===== Dataset entries =====
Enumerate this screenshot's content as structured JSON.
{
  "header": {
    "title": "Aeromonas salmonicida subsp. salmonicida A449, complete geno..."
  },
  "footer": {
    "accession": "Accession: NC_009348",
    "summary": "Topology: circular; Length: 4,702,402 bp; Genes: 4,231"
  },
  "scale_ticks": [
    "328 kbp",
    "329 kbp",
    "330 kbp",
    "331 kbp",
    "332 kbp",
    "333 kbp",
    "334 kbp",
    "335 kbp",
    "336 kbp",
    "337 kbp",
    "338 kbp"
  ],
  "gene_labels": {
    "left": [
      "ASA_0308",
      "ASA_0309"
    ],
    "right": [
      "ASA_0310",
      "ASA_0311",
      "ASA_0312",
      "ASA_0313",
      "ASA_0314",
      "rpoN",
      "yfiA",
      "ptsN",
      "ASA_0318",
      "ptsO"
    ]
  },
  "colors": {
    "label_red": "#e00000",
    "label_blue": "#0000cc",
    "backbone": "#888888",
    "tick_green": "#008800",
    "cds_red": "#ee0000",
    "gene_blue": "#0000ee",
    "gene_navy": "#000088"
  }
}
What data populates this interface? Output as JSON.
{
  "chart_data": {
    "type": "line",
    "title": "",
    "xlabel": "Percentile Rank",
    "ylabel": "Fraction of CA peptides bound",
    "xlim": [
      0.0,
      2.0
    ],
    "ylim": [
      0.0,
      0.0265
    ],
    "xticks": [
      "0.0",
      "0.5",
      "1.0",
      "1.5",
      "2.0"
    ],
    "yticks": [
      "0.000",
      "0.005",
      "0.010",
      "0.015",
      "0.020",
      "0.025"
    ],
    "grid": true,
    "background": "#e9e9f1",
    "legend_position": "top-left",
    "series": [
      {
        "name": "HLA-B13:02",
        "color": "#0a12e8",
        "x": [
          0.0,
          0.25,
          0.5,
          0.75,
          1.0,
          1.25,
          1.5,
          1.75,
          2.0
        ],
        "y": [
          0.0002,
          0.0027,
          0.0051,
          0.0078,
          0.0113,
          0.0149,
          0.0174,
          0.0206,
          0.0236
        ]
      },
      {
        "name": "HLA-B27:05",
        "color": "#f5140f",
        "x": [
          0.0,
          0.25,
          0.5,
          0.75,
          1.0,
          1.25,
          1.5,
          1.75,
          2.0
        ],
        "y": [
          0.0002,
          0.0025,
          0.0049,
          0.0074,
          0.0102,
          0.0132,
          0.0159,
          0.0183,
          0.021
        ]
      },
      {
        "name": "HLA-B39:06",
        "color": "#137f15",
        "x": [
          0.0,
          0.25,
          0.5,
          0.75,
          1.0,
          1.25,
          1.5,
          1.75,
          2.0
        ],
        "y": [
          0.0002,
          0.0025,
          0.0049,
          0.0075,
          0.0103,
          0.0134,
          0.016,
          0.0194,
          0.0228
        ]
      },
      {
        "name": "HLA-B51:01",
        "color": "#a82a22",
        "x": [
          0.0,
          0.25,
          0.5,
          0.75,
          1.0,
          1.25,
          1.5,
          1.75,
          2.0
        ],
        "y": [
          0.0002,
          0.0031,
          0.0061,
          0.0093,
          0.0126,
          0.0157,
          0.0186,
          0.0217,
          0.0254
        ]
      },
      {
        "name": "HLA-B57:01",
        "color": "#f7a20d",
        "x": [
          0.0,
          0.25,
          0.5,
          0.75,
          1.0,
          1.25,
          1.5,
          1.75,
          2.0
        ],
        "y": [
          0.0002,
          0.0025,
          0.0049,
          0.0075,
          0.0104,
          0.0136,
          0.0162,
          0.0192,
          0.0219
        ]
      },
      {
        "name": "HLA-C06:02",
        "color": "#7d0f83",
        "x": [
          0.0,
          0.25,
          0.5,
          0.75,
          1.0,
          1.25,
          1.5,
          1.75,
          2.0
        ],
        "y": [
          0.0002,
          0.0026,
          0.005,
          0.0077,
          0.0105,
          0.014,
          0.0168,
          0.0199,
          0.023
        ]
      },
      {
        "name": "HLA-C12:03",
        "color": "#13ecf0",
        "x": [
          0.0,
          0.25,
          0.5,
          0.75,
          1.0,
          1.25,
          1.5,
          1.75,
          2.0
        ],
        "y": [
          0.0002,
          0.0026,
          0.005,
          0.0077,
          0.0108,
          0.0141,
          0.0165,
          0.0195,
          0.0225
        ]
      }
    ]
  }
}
=====
===== Dataset entries =====
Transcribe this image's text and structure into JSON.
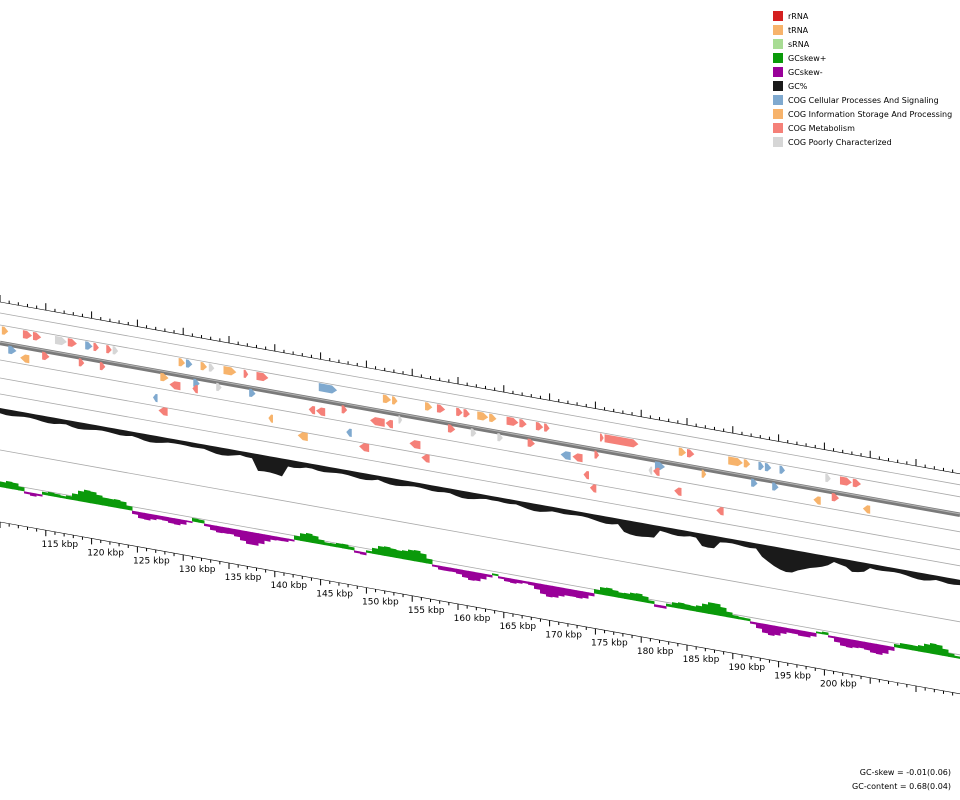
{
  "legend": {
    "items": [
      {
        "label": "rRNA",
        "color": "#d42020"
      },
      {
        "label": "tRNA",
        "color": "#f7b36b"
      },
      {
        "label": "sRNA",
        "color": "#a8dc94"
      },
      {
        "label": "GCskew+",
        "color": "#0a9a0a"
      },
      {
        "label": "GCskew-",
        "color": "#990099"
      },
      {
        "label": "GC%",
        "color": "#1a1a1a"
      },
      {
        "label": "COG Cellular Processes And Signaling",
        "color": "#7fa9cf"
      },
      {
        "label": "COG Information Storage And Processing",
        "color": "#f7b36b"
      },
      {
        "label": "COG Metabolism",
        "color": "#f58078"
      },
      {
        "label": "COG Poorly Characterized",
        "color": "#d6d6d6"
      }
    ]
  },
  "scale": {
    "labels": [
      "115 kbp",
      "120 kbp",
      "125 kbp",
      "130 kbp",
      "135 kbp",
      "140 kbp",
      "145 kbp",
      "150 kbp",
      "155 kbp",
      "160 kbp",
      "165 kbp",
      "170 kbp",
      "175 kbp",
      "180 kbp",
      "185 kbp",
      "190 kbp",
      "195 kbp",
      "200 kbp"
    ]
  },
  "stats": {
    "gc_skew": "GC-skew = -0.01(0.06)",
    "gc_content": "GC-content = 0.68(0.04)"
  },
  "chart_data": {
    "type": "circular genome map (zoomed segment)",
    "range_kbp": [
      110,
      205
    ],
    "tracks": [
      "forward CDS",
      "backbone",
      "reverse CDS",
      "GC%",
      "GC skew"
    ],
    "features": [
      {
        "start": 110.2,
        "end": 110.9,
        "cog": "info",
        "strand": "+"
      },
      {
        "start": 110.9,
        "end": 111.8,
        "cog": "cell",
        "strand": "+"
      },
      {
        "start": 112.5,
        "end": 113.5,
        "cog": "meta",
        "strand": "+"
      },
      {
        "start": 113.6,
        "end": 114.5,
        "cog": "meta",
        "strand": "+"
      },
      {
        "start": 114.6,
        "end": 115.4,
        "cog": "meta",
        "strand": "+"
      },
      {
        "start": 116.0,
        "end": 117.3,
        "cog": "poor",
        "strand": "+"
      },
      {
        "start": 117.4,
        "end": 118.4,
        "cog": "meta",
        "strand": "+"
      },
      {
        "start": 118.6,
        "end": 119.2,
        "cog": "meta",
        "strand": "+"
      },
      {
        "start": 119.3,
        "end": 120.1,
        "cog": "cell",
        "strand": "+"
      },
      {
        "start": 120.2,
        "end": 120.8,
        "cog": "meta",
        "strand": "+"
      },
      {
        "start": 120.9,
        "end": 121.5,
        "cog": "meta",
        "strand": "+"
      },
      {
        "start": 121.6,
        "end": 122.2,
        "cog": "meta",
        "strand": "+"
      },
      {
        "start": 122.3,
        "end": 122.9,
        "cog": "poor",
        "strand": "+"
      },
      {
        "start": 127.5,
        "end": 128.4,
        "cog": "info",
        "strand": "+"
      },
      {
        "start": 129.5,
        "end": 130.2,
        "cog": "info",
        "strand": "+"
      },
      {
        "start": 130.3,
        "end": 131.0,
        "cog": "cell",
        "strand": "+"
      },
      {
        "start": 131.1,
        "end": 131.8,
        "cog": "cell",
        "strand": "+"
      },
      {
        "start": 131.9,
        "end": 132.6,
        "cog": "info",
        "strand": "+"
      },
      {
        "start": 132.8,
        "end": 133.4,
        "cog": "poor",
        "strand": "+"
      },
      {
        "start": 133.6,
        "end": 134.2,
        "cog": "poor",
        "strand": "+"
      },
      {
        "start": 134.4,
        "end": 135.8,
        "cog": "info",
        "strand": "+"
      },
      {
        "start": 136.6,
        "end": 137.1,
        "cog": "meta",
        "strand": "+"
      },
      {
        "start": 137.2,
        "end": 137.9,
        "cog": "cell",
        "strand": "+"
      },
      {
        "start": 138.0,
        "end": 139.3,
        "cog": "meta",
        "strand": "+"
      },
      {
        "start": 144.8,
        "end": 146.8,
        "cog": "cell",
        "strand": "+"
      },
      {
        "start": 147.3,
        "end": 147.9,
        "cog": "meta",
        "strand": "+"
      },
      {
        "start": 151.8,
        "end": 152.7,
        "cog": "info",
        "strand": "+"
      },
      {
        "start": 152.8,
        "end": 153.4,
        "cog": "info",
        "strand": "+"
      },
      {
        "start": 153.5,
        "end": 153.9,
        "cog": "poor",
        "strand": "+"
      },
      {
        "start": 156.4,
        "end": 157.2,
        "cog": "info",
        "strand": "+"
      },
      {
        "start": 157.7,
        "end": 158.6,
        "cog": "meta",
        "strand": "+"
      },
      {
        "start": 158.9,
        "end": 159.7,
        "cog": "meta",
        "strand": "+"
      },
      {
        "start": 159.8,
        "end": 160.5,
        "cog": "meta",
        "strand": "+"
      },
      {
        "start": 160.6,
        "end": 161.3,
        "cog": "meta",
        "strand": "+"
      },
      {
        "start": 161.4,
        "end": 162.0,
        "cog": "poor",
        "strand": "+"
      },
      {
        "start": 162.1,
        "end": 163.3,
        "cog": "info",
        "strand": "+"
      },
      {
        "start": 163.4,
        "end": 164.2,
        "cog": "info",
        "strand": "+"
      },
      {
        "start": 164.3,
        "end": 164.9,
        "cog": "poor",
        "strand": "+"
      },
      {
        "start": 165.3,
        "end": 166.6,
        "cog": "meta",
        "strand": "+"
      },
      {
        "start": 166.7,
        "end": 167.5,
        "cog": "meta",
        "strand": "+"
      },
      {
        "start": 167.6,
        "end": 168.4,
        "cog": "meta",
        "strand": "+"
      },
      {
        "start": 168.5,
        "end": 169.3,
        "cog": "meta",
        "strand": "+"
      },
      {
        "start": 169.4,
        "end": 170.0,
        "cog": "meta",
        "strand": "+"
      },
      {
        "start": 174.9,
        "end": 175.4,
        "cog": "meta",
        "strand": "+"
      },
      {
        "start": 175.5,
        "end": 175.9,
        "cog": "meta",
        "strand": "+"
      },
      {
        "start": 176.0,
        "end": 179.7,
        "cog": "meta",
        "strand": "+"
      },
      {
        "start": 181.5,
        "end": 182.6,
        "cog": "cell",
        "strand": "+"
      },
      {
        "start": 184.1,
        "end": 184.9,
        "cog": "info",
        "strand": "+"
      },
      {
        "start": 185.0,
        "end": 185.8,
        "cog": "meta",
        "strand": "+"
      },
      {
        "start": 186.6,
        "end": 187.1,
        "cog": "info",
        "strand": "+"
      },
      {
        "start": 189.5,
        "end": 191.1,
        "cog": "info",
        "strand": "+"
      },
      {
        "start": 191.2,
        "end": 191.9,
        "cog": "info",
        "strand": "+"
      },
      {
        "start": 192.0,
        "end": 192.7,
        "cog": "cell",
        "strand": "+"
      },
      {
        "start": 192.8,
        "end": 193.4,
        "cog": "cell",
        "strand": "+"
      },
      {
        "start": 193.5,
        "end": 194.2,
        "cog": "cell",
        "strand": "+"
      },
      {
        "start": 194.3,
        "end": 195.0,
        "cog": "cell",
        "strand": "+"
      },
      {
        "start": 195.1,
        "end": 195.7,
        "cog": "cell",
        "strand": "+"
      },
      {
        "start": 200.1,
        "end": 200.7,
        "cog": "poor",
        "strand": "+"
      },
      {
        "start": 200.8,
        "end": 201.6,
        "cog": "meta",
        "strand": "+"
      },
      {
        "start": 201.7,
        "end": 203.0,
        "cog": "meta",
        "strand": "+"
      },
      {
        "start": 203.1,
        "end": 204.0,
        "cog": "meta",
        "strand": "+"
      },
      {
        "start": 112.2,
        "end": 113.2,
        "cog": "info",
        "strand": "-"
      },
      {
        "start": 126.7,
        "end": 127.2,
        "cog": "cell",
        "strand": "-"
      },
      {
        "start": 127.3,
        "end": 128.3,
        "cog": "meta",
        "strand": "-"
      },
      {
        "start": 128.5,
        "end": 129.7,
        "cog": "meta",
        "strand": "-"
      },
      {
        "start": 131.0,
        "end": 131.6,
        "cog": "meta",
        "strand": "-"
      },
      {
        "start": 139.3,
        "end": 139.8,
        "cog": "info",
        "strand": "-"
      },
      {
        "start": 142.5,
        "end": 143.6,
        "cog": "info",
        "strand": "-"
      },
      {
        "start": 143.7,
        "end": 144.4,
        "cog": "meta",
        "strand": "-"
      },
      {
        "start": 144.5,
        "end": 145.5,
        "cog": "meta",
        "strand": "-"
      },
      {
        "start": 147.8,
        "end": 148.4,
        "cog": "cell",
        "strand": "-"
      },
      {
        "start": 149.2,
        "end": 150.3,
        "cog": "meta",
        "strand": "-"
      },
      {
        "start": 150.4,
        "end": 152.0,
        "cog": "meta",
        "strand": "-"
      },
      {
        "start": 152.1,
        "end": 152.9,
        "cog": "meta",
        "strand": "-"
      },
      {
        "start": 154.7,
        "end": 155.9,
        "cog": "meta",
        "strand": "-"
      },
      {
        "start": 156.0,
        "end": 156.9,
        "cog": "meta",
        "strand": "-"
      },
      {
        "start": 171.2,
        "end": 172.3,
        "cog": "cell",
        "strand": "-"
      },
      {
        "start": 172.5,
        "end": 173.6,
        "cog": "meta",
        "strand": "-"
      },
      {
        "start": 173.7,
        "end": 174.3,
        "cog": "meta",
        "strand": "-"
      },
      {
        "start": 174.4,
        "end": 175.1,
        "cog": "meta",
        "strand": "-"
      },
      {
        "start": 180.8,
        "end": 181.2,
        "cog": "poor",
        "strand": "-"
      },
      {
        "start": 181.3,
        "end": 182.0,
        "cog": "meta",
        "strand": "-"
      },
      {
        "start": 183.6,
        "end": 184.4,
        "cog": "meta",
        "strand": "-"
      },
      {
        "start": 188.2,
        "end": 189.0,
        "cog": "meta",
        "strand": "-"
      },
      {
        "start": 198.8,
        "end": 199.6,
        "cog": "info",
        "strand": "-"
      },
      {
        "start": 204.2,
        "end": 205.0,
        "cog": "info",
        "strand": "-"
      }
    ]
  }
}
=====
* **Your objective**
Could you return all lines from the records that include the word "type"?

* **Answer to the exercise**
    "type": "line",
    "type": "circular genome map (zoomed segment)",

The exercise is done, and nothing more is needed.